= DATA FOR THE TASK =
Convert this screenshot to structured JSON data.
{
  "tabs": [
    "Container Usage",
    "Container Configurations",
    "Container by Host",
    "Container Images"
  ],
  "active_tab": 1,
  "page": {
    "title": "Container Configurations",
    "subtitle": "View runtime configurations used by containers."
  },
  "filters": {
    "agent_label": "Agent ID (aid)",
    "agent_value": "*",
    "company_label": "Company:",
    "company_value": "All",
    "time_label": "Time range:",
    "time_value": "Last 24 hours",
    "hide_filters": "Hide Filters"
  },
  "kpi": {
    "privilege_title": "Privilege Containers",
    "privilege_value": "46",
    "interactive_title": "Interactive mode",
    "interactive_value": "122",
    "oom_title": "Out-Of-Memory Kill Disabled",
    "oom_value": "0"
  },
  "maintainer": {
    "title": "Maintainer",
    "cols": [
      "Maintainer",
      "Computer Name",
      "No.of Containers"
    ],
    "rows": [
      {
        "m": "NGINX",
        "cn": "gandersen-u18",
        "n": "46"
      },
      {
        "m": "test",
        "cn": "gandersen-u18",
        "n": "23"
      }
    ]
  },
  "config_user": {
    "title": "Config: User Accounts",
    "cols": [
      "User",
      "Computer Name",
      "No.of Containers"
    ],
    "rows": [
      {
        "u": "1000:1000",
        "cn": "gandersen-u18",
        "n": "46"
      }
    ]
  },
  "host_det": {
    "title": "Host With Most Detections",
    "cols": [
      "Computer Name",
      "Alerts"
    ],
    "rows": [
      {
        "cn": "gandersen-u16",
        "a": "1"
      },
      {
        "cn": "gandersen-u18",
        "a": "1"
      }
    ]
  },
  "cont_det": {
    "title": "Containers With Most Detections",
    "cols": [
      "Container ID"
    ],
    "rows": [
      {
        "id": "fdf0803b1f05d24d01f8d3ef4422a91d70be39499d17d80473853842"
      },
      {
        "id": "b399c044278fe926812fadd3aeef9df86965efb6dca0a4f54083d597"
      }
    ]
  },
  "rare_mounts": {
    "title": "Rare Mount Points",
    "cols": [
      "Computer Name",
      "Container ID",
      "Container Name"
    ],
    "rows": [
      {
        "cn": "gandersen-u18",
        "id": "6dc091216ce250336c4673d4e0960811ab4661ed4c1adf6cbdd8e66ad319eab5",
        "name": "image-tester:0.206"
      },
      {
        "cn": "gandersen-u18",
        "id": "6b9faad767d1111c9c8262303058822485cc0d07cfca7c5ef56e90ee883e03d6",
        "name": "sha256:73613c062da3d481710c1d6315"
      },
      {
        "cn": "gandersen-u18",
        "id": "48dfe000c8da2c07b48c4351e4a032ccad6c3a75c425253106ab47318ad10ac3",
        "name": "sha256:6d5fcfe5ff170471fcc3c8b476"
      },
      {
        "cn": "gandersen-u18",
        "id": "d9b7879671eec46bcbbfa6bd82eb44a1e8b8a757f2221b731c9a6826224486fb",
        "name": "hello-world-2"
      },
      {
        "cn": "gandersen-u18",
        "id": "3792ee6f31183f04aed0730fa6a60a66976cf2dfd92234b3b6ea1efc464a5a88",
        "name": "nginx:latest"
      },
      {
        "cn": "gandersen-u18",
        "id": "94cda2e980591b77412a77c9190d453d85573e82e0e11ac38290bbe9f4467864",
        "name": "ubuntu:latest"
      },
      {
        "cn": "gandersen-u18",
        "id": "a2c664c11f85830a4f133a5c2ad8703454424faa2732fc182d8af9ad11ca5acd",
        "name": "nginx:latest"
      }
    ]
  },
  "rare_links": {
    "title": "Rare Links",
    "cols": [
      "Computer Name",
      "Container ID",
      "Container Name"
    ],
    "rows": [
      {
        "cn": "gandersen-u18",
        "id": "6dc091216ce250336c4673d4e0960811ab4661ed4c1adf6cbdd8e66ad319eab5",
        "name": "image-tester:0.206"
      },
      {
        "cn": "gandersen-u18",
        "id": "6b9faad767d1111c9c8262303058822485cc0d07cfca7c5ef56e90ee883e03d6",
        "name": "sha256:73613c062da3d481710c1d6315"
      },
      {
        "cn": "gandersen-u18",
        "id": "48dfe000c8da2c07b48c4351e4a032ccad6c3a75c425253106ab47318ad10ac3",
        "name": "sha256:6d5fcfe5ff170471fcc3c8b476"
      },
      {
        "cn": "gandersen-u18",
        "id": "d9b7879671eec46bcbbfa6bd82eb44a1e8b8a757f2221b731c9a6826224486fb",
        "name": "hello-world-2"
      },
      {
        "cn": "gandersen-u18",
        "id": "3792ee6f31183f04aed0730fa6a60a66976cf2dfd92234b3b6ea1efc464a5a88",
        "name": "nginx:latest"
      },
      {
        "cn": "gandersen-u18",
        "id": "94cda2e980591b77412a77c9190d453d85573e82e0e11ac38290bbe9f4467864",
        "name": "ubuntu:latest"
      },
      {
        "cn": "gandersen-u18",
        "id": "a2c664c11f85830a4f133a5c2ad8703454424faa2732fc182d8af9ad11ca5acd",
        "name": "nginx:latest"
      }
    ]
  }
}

= SHORT EXERCISE =
Write out the entries above word for word.

= EXERCISE SOLUTION =
Convert this screenshot to structured JSON data.
{
  "tabs": [
    "Container Usage",
    "Container Configurations",
    "Container by Host",
    "Container Images"
  ],
  "active_tab": 1,
  "page": {
    "title": "Container Configurations",
    "subtitle": "View runtime configurations used by containers."
  },
  "filters": {
    "agent_label": "Agent ID (aid)",
    "agent_value": "*",
    "company_label": "Company:",
    "company_value": "All",
    "time_label": "Time range:",
    "time_value": "Last 24 hours",
    "hide_filters": "Hide Filters"
  },
  "kpi": {
    "privilege_title": "Privilege Containers",
    "privilege_value": "46",
    "interactive_title": "Interactive mode",
    "interactive_value": "122",
    "oom_title": "Out-Of-Memory Kill Disabled",
    "oom_value": "0"
  },
  "maintainer": {
    "title": "Maintainer",
    "cols": [
      "Maintainer",
      "Computer Name",
      "No.of Containers"
    ],
    "rows": [
      {
        "m": "NGINX",
        "cn": "gandersen-u18",
        "n": "46"
      },
      {
        "m": "test",
        "cn": "gandersen-u18",
        "n": "23"
      }
    ]
  },
  "config_user": {
    "title": "Config: User Accounts",
    "cols": [
      "User",
      "Computer Name",
      "No.of Containers"
    ],
    "rows": [
      {
        "u": "1000:1000",
        "cn": "gandersen-u18",
        "n": "46"
      }
    ]
  },
  "host_det": {
    "title": "Host With Most Detections",
    "cols": [
      "Computer Name",
      "Alerts"
    ],
    "rows": [
      {
        "cn": "gandersen-u16",
        "a": "1"
      },
      {
        "cn": "gandersen-u18",
        "a": "1"
      }
    ]
  },
  "cont_det": {
    "title": "Containers With Most Detections",
    "cols": [
      "Container ID"
    ],
    "rows": [
      {
        "id": "fdf0803b1f05d24d01f8d3ef4422a91d70be39499d17d80473853842"
      },
      {
        "id": "b399c044278fe926812fadd3aeef9df86965efb6dca0a4f54083d597"
      }
    ]
  },
  "rare_mounts": {
    "title": "Rare Mount Points",
    "cols": [
      "Computer Name",
      "Container ID",
      "Container Name"
    ],
    "rows": [
      {
        "cn": "gandersen-u18",
        "id": "6dc091216ce250336c4673d4e0960811ab4661ed4c1adf6cbdd8e66ad319eab5",
        "name": "image-tester:0.206"
      },
      {
        "cn": "gandersen-u18",
        "id": "6b9faad767d1111c9c8262303058822485cc0d07cfca7c5ef56e90ee883e03d6",
        "name": "sha256:73613c062da3d481710c1d6315"
      },
      {
        "cn": "gandersen-u18",
        "id": "48dfe000c8da2c07b48c4351e4a032ccad6c3a75c425253106ab47318ad10ac3",
        "name": "sha256:6d5fcfe5ff170471fcc3c8b476"
      },
      {
        "cn": "gandersen-u18",
        "id": "d9b7879671eec46bcbbfa6bd82eb44a1e8b8a757f2221b731c9a6826224486fb",
        "name": "hello-world-2"
      },
      {
        "cn": "gandersen-u18",
        "id": "3792ee6f31183f04aed0730fa6a60a66976cf2dfd92234b3b6ea1efc464a5a88",
        "name": "nginx:latest"
      },
      {
        "cn": "gandersen-u18",
        "id": "94cda2e980591b77412a77c9190d453d85573e82e0e11ac38290bbe9f4467864",
        "name": "ubuntu:latest"
      },
      {
        "cn": "gandersen-u18",
        "id": "a2c664c11f85830a4f133a5c2ad8703454424faa2732fc182d8af9ad11ca5acd",
        "name": "nginx:latest"
      }
    ]
  },
  "rare_links": {
    "title": "Rare Links",
    "cols": [
      "Computer Name",
      "Container ID",
      "Container Name"
    ],
    "rows": [
      {
        "cn": "gandersen-u18",
        "id": "6dc091216ce250336c4673d4e0960811ab4661ed4c1adf6cbdd8e66ad319eab5",
        "name": "image-tester:0.206"
      },
      {
        "cn": "gandersen-u18",
        "id": "6b9faad767d1111c9c8262303058822485cc0d07cfca7c5ef56e90ee883e03d6",
        "name": "sha256:73613c062da3d481710c1d6315"
      },
      {
        "cn": "gandersen-u18",
        "id": "48dfe000c8da2c07b48c4351e4a032ccad6c3a75c425253106ab47318ad10ac3",
        "name": "sha256:6d5fcfe5ff170471fcc3c8b476"
      },
      {
        "cn": "gandersen-u18",
        "id": "d9b7879671eec46bcbbfa6bd82eb44a1e8b8a757f2221b731c9a6826224486fb",
        "name": "hello-world-2"
      },
      {
        "cn": "gandersen-u18",
        "id": "3792ee6f31183f04aed0730fa6a60a66976cf2dfd92234b3b6ea1efc464a5a88",
        "name": "nginx:latest"
      },
      {
        "cn": "gandersen-u18",
        "id": "94cda2e980591b77412a77c9190d453d85573e82e0e11ac38290bbe9f4467864",
        "name": "ubuntu:latest"
      },
      {
        "cn": "gandersen-u18",
        "id": "a2c664c11f85830a4f133a5c2ad8703454424faa2732fc182d8af9ad11ca5acd",
        "name": "nginx:latest"
      }
    ]
  }
}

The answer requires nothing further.